++++ ФРАГМЕНТ ТЕКСТА ++++

Пришли подружки, манерами и способностью тянуть гласные напоминающие обитательниц «Дома-2». Девчонки лакомятся местными сладостями, по очереди облизывают друг у друга пальчики. Что-то из жизни беспечных насекомых, впрочем, весьма и весьма симпатичных. Идиллии добавляет сценография Виктора Платонова с элементами анимации — цветы, мотыльки, яркие краски, — все это проецируется на жесткий занавес. А Бруно уже вошел в дом, уже склонился над любимой прелестницей, поцеловал, опять приник… Сладостного эротизма добавляет музыка, льющаяся из ложи, где расположились музыканты.
фото: Михаил Гутерман
— Стелла, открой немного рубашку, покажи Петрюсу свою ножку, — Бруно демонстрирует кузену жену, как добротный товар. — А теперь грудь…
Стелла, стоящая спиной к залу, залитая светом, приоткрывает ткань, и в этот момент… Все, абсолютно все меняется. Усмотрев в глазах кузена нездоровый огонь страсти, Бруно преображается до неузнаваемости из поэта-душки в монстра. Он ревнив, он подозрителен, невыносим, он омерзителен в своих помыслах и действиях.
Все дальнейшее напоминает кошмар в клинике для душевнобольных, где не могут излечить маниакальность бывшего нежного супруга. Он, как Отелло, взвинчивает свою ревность до бесконечных степеней, он, как герой Ларса фон Триера из «Догвиля», заставляет жену переспать с мужчинами всей деревни, чтобы узнать настоящего соперника, который не придет. Любя заболевшего супруга, Стелла соглашается.
— Я не успокоюсь до тех пор, пока все мужчины в деревне от пятнадцати до шестидесяти лет не пройдут через ее проулок!
Ха-ха! Вот ловкий ход!

++++ ИСХОДНЫЙ МАТЕРИАЛ ++++

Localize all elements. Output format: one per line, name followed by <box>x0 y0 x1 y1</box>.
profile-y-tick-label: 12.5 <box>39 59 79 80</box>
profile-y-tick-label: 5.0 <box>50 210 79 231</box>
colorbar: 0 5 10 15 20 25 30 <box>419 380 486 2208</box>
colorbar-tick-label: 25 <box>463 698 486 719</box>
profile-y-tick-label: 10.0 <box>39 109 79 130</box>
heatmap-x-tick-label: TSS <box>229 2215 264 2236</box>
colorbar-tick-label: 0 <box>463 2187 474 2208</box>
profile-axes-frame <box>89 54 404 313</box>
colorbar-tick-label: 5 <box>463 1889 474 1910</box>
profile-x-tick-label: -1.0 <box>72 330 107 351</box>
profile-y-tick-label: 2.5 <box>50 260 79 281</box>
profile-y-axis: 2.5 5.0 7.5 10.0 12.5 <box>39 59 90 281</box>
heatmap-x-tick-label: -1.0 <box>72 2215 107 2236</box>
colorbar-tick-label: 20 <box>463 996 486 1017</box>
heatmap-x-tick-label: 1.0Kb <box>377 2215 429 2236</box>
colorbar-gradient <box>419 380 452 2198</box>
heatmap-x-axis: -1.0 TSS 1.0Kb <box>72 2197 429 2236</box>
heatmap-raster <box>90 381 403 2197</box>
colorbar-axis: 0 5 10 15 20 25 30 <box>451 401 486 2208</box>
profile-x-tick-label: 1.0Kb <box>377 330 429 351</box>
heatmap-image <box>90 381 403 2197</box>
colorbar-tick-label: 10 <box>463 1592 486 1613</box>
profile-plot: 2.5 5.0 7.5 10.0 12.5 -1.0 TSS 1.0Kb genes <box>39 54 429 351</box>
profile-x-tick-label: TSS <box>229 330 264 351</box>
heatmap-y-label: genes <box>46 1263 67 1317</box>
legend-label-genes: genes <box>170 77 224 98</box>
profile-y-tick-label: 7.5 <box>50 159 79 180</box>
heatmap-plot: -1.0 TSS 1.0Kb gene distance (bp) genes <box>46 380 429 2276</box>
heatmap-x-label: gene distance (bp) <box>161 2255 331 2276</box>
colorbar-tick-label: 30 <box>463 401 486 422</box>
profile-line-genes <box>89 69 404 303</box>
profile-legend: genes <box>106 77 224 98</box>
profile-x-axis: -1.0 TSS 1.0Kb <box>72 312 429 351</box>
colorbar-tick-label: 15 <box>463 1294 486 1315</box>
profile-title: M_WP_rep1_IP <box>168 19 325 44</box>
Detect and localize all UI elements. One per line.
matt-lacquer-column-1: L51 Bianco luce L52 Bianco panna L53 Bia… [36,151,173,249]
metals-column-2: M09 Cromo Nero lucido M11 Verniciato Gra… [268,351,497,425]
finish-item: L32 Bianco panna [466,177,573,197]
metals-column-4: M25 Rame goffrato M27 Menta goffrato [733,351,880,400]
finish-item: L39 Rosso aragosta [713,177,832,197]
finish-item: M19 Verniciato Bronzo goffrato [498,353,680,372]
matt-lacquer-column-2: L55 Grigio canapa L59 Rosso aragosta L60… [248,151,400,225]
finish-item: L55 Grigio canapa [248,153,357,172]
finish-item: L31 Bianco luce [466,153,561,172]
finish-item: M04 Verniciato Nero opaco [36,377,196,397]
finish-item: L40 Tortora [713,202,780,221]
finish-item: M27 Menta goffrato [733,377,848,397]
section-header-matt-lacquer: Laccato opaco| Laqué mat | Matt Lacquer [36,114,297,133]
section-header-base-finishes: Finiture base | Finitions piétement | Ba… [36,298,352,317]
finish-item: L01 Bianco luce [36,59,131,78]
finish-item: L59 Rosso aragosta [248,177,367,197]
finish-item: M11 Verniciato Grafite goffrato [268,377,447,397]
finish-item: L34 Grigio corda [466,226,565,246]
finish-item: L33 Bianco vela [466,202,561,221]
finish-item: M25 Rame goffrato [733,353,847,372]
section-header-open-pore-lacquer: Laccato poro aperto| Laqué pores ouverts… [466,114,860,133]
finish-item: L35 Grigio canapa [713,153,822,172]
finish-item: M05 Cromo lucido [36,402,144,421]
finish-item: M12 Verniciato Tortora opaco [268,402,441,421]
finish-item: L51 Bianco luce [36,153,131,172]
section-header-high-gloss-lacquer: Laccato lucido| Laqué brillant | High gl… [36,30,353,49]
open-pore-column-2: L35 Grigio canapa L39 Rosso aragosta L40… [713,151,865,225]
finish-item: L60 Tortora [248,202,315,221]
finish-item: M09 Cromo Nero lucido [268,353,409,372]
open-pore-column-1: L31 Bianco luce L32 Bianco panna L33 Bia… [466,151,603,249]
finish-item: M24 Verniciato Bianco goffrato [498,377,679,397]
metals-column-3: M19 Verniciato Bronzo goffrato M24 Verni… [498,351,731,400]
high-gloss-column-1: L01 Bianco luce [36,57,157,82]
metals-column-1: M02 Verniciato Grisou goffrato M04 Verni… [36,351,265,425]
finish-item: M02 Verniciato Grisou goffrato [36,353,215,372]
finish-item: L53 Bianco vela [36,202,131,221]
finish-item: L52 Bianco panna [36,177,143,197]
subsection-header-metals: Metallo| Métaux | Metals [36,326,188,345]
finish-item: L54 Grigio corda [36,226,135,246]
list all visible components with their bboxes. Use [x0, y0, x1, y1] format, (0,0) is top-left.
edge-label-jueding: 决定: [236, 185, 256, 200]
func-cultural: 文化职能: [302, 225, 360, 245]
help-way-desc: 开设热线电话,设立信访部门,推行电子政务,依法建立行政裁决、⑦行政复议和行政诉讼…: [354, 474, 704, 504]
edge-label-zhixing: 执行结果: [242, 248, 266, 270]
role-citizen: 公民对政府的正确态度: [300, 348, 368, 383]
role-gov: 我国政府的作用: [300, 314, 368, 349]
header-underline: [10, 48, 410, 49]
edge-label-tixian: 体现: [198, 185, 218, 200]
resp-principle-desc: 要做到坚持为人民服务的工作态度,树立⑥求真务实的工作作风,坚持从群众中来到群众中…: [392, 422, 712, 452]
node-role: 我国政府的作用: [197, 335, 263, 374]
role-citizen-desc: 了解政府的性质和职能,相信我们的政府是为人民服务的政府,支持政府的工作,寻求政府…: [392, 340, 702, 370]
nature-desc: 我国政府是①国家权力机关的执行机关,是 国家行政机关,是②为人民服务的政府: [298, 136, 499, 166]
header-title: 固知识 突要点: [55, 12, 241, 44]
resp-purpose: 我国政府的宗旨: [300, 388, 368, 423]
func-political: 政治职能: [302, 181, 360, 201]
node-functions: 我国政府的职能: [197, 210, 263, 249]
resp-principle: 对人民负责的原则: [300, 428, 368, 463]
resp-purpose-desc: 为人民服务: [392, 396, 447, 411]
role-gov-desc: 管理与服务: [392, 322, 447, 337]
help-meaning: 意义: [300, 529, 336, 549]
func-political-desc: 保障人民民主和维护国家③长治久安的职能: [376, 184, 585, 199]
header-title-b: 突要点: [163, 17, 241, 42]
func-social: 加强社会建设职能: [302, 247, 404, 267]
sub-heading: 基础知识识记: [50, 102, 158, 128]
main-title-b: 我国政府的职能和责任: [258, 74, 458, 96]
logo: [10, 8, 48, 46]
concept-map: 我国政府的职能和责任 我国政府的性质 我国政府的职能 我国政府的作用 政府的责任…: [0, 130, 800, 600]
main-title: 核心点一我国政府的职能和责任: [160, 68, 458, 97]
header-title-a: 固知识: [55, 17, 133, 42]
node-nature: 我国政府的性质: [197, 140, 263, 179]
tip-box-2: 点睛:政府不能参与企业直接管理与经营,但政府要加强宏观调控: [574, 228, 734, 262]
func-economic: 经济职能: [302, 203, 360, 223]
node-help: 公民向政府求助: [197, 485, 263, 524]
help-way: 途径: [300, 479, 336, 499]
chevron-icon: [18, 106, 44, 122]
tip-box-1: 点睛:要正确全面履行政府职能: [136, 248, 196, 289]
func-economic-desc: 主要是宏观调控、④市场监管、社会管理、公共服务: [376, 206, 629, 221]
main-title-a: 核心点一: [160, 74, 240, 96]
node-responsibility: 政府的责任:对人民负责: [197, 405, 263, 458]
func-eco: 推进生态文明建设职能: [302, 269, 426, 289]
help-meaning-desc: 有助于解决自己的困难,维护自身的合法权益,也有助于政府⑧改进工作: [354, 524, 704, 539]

++++

• _ЗАДАНИЕ A_
Кратко перескажите абзац фрагмента текста, начинающийся словами «Все дальнейшее напоминает кошмар», сохранив его основные факты.
• _ЗАДАНИЕ B_
Напишите продолжение фрагмента текста, начав сразу после слов «Ха-ха! Вот ловкий ход!».
Материал к этим заданиям никакого отношения не имеет.

• _ВАШ ОТВЕТ A_
Дальнейшее действие похоже на кошмар в психиатрической клинике, где не могут излечить манию некогда нежного супруга. Как Отелло, он доводит свою ревность до предела. Как герой «Догвиля» Ларса фон Триера, он заставляет жену переспать со всеми мужчинами деревни, чтобы узнать настоящего соперника, который так и не придет. Стелла любит заболевшего мужа и соглашается.

• _ВАШ ОТВЕТ B_
Если первый акт у Чусовой белый и небо, то второй — черный и бездна (удачная работа художника Евгении Памфиловой). Бедняжку Стеллу режиссер помещает в дешевое кабаре, напоминающее бордель, одев соответственно: чулки в сетку с дыркой на ляжке, черный корсет, черные круги вокруг глаз. Нежную песенку из первого акта она уже поет в микрофон как нечто психоделическое. Болезненность героя режиссер добросовестно доводит до патологии, которая к финалу несколько утомляет. В своем первоначальном решении Чусова хотела к названию добавить «История болезни», но отказалась, ибо ее спектакль все-таки не театральная иллюстрация медицинского диагноза, садизма с мазохизмом или энергии заблуждения.
На сцене великолепный дуэт Деревянко — Хлынина, и его работу можно считать огромной удачей спектакля и режиссера. При всей эффектности и яркости формы, ходов артисты очень тонко ведут своих героев от одного психологического состояния к другому, погружаются в него. Оба хороши и в белом акте, и в болезненном черном. И большая удача в работе с текстом, его подачей, что не часто встретишь в постановках.
Но в этом спектакле есть еще один аспект — воображение художника, как черная комната, населенная чудовищами, как далеко оно может завести человека во взаимоотношениях с близкими. В свое время художник Пабло Пикассо сделал 12 гравюр по «Великолепному рогоносцу» в различных техниках. Гравюры великолепные, но его же собственные взаимоотношения с женщинами весьма драматичны. Так, первая жена Пикассо — Ольга Хохлова — закончила свои дни, по признанию внучки, «униженной, опозоренной и оскорбленной многочисленными изменами своего мужа, который никогда не просил у нее прощения, даже когда она лежала на смертном одре». Красивейшая Дора Маар умерла в нищете. Мария Тереза Вальтер повесилась в своем гараже. Последняя женщина в жизни художника, Жаклин Рок, застрелилась…
Опасные аналогии, и тем не менее… Рассуждать на эту тему можно бесконечно. Впрочем, для ярых феминисток эта постановка — еще один аргумент против деспотизма и насилия мужчин, еще один повод для харасмента.